Rows:
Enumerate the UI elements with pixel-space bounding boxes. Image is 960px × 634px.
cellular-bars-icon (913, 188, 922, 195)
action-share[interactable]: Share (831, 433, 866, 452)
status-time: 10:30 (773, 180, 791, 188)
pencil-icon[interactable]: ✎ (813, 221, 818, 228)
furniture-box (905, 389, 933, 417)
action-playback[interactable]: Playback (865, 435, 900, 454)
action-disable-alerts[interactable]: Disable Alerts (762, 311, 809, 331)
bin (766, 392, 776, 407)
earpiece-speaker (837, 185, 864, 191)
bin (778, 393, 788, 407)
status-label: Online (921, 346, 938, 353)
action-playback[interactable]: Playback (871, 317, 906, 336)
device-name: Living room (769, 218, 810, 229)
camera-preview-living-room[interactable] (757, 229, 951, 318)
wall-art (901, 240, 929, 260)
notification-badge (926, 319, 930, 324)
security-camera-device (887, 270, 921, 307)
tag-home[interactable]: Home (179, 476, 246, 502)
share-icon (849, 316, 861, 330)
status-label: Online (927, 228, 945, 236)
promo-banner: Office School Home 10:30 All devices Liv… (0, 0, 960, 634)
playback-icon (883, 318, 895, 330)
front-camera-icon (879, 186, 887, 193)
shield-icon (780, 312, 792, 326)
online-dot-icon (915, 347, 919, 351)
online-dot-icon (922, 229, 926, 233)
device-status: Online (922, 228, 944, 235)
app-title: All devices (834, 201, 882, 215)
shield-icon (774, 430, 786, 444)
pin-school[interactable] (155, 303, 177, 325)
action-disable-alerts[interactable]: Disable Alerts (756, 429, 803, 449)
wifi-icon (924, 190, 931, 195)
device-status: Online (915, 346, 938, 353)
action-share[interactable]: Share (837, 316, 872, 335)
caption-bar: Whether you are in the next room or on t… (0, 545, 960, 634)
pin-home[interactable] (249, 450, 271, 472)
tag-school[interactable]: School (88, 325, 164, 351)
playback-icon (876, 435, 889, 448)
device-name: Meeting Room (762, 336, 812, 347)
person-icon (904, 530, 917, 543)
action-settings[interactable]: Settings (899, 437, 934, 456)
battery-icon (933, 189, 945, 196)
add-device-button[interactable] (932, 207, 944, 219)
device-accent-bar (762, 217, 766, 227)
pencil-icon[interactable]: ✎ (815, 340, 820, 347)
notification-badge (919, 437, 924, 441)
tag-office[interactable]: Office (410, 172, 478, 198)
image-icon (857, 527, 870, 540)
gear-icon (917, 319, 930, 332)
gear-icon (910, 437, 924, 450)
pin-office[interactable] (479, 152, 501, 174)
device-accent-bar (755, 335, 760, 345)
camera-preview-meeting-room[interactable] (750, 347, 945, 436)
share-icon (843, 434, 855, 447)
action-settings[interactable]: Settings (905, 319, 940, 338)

Requirement:
Update the data above by replacing every instance of "status-label" with "state-label" and changing nothing else.

Finished exercise:
Enumerate the UI elements with pixel-space bounding boxes. Image is 960px × 634px.
cellular-bars-icon (913, 188, 922, 195)
action-share[interactable]: Share (831, 433, 866, 452)
status-time: 10:30 (773, 180, 791, 188)
pencil-icon[interactable]: ✎ (813, 221, 818, 228)
furniture-box (905, 389, 933, 417)
action-playback[interactable]: Playback (865, 435, 900, 454)
action-disable-alerts[interactable]: Disable Alerts (762, 311, 809, 331)
bin (766, 392, 776, 407)
earpiece-speaker (837, 185, 864, 191)
bin (778, 393, 788, 407)
state-label: Online (921, 346, 938, 353)
action-playback[interactable]: Playback (871, 317, 906, 336)
device-name: Living room (769, 218, 810, 229)
camera-preview-living-room[interactable] (757, 229, 951, 318)
wall-art (901, 240, 929, 260)
notification-badge (926, 319, 930, 324)
security-camera-device (887, 270, 921, 307)
tag-home[interactable]: Home (179, 476, 246, 502)
share-icon (849, 316, 861, 330)
state-label: Online (927, 228, 945, 236)
promo-banner: Office School Home 10:30 All devices Liv… (0, 0, 960, 634)
playback-icon (883, 318, 895, 330)
front-camera-icon (879, 186, 887, 193)
shield-icon (780, 312, 792, 326)
online-dot-icon (915, 347, 919, 351)
online-dot-icon (922, 229, 926, 233)
device-status: Online (922, 228, 944, 235)
app-title: All devices (834, 201, 882, 215)
shield-icon (774, 430, 786, 444)
pin-school[interactable] (155, 303, 177, 325)
action-disable-alerts[interactable]: Disable Alerts (756, 429, 803, 449)
wifi-icon (924, 190, 931, 195)
device-status: Online (915, 346, 938, 353)
action-share[interactable]: Share (837, 316, 872, 335)
caption-bar: Whether you are in the next room or on t… (0, 545, 960, 634)
pin-home[interactable] (249, 450, 271, 472)
tag-school[interactable]: School (88, 325, 164, 351)
playback-icon (876, 435, 889, 448)
device-name: Meeting Room (762, 336, 812, 347)
person-icon (904, 530, 917, 543)
action-settings[interactable]: Settings (899, 437, 934, 456)
battery-icon (933, 189, 945, 196)
add-device-button[interactable] (932, 207, 944, 219)
device-accent-bar (762, 217, 766, 227)
pencil-icon[interactable]: ✎ (815, 340, 820, 347)
notification-badge (919, 437, 924, 441)
tag-office[interactable]: Office (410, 172, 478, 198)
image-icon (857, 527, 870, 540)
gear-icon (917, 319, 930, 332)
gear-icon (910, 437, 924, 450)
pin-office[interactable] (479, 152, 501, 174)
device-accent-bar (755, 335, 760, 345)
camera-preview-meeting-room[interactable] (750, 347, 945, 436)
share-icon (843, 434, 855, 447)
action-settings[interactable]: Settings (905, 319, 940, 338)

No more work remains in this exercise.